* [TASK TO CARRY OUT]
Please pick out each line in the records below that contains the string "Google" and copy those lines.
━━━ INFORMATION SHOWN
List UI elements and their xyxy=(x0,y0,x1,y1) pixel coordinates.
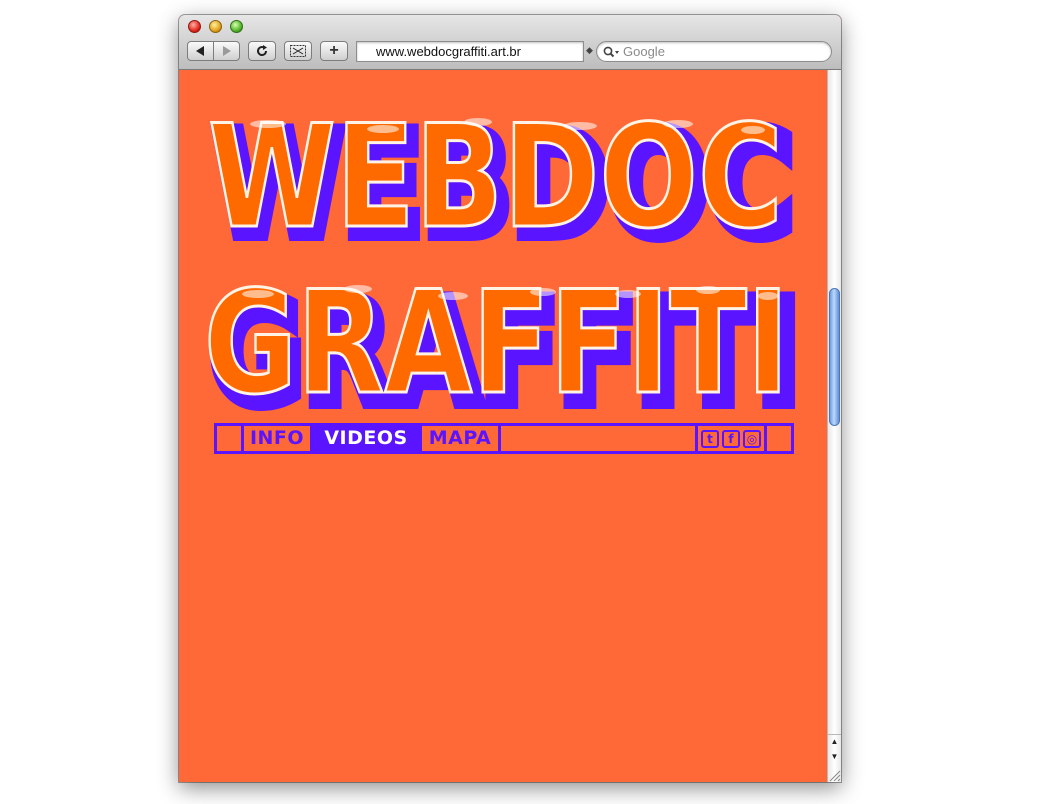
browser-toolbar: + www.webdocgraffiti.art.br ◆ Google xyxy=(179,15,841,70)
webdoc-graffiti-logo[interactable]: WEBDOC GRAFFITI WEBDOC GRAFFITI xyxy=(208,84,806,420)
facebook-icon[interactable]: f xyxy=(722,429,740,448)
logo-fill-layer: WEBDOC GRAFFITI xyxy=(208,94,791,420)
scrollbar-thumb[interactable] xyxy=(829,288,840,426)
main-navigation: INFO VIDEOS MAPA t f ◎ xyxy=(214,423,794,454)
nav-link-info[interactable]: INFO xyxy=(244,426,313,451)
nav-spacer-right xyxy=(767,426,791,451)
nav-spacer-middle xyxy=(501,426,695,451)
back-button[interactable] xyxy=(187,41,214,61)
forward-arrow-icon xyxy=(223,46,231,56)
svg-text:WEBDOC: WEBDOC xyxy=(208,95,783,260)
search-field[interactable]: Google xyxy=(596,41,832,62)
twitter-icon[interactable]: t xyxy=(701,429,719,448)
svg-text:GRAFFITI: GRAFFITI xyxy=(208,261,789,419)
nav-link-mapa[interactable]: MAPA xyxy=(419,426,501,451)
reload-icon xyxy=(257,45,268,57)
scroll-down-arrow-icon[interactable]: ▼ xyxy=(828,750,841,763)
snippet-button[interactable] xyxy=(284,41,312,61)
minimize-window-button[interactable] xyxy=(209,20,222,33)
forward-button[interactable] xyxy=(213,41,240,61)
add-bookmark-button[interactable]: + xyxy=(320,41,348,61)
scroll-up-arrow-icon[interactable]: ▲ xyxy=(828,734,841,748)
nav-spacer-left xyxy=(217,426,244,451)
close-window-button[interactable] xyxy=(188,20,201,33)
page-content: WEBDOC GRAFFITI WEBDOC GRAFFITI INFO VID… xyxy=(179,70,827,782)
address-dropdown-icon[interactable]: ◆ xyxy=(586,45,593,56)
nav-link-videos[interactable]: VIDEOS xyxy=(313,426,419,451)
search-placeholder: Google xyxy=(623,44,665,59)
search-icon xyxy=(603,46,619,57)
zoom-window-button[interactable] xyxy=(230,20,243,33)
resize-grip-icon[interactable] xyxy=(827,767,841,782)
reload-button[interactable] xyxy=(248,41,276,61)
address-bar[interactable]: www.webdocgraffiti.art.br xyxy=(356,41,584,62)
vertical-scrollbar[interactable]: ▲ ▼ xyxy=(827,70,841,782)
back-arrow-icon xyxy=(196,46,204,56)
instagram-icon[interactable]: ◎ xyxy=(743,429,761,448)
browser-window: + www.webdocgraffiti.art.br ◆ Google WEB… xyxy=(179,15,841,782)
scissors-icon xyxy=(290,45,306,57)
social-links: t f ◎ xyxy=(695,426,767,451)
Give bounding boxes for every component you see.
━━━━━━
* [ANSWER TO THE TASK]
browser-toolbar: + www.webdocgraffiti.art.br ◆ Google xyxy=(179,15,841,70)
search-field[interactable]: Google xyxy=(596,41,832,62)
search-placeholder: Google xyxy=(623,44,665,59)
browser-window: + www.webdocgraffiti.art.br ◆ Google WEB… xyxy=(179,15,841,782)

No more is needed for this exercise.